[Saved data entries]
___

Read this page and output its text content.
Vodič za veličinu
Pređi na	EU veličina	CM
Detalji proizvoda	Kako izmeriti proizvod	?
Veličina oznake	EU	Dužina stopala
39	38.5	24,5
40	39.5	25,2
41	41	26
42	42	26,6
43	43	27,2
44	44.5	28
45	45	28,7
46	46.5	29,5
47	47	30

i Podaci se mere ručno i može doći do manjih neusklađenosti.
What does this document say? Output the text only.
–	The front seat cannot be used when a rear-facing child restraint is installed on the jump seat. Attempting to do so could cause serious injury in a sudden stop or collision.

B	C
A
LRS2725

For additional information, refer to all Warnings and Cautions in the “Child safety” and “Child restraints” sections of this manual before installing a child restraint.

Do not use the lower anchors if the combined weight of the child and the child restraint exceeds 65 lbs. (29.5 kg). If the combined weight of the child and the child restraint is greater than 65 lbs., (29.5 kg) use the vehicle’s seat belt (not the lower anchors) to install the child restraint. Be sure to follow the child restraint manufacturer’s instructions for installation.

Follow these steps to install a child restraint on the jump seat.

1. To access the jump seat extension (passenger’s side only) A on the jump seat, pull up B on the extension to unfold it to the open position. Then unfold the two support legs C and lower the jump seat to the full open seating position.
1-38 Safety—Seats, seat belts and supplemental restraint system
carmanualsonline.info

___

» **Your objective**: Locate the lines above that hold the word "only". Show every one of them.

» **Answer in full**:
What does this document say? Output the text only.
1. To access the jump seat extension (passenger’s side only) A on the jump seat, pull up B on the extension to unfold it to the open position. Then unfold the two support legs C and lower the jump seat to the full open seating position.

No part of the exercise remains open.